### TASK DIRECTIONS
Your task is to retype each line of the data below exactly.

Lines of data:

--- begin ---

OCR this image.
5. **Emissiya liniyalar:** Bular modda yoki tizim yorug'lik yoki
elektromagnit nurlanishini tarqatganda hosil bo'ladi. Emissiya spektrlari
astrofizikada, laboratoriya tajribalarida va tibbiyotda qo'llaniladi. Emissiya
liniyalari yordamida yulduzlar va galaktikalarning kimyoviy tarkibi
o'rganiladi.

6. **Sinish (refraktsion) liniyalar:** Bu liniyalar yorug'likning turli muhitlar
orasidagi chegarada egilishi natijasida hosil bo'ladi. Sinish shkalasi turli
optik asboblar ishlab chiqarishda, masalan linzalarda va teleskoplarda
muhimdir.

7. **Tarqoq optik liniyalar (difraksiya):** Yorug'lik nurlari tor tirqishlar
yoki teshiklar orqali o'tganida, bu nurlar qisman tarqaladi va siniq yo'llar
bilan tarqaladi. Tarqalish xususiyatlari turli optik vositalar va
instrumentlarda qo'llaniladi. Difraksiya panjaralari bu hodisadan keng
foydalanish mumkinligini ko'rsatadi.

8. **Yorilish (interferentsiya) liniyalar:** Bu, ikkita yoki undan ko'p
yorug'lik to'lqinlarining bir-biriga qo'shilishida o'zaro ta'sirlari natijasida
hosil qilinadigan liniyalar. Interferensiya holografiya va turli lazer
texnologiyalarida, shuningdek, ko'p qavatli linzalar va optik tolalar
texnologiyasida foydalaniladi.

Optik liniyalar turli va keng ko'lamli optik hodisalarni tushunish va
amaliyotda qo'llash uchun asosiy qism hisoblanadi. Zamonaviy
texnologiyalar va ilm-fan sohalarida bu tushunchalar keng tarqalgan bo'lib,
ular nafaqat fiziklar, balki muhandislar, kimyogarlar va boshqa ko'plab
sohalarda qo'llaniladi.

--- end ---

### SOLUTION
OCR this image.
5. **Emissiya liniyalar:** Bular modda yoki tizim yorug'lik yoki
elektromagnit nurlanishini tarqatganda hosil bo'ladi. Emissiya spektrlari
astrofizikada, laboratoriya tajribalarida va tibbiyotda qo'llaniladi. Emissiya
liniyalari yordamida yulduzlar va galaktikalarning kimyoviy tarkibi
o'rganiladi.

6. **Sinish (refraktsion) liniyalar:** Bu liniyalar yorug'likning turli muhitlar
orasidagi chegarada egilishi natijasida hosil bo'ladi. Sinish shkalasi turli
optik asboblar ishlab chiqarishda, masalan linzalarda va teleskoplarda
muhimdir.

7. **Tarqoq optik liniyalar (difraksiya):** Yorug'lik nurlari tor tirqishlar
yoki teshiklar orqali o'tganida, bu nurlar qisman tarqaladi va siniq yo'llar
bilan tarqaladi. Tarqalish xususiyatlari turli optik vositalar va
instrumentlarda qo'llaniladi. Difraksiya panjaralari bu hodisadan keng
foydalanish mumkinligini ko'rsatadi.

8. **Yorilish (interferentsiya) liniyalar:** Bu, ikkita yoki undan ko'p
yorug'lik to'lqinlarining bir-biriga qo'shilishida o'zaro ta'sirlari natijasida
hosil qilinadigan liniyalar. Interferensiya holografiya va turli lazer
texnologiyalarida, shuningdek, ko'p qavatli linzalar va optik tolalar
texnologiyasida foydalaniladi.

Optik liniyalar turli va keng ko'lamli optik hodisalarni tushunish va
amaliyotda qo'llash uchun asosiy qism hisoblanadi. Zamonaviy
texnologiyalar va ilm-fan sohalarida bu tushunchalar keng tarqalgan bo'lib,
ular nafaqat fiziklar, balki muhandislar, kimyogarlar va boshqa ko'plab
sohalarda qo'llaniladi.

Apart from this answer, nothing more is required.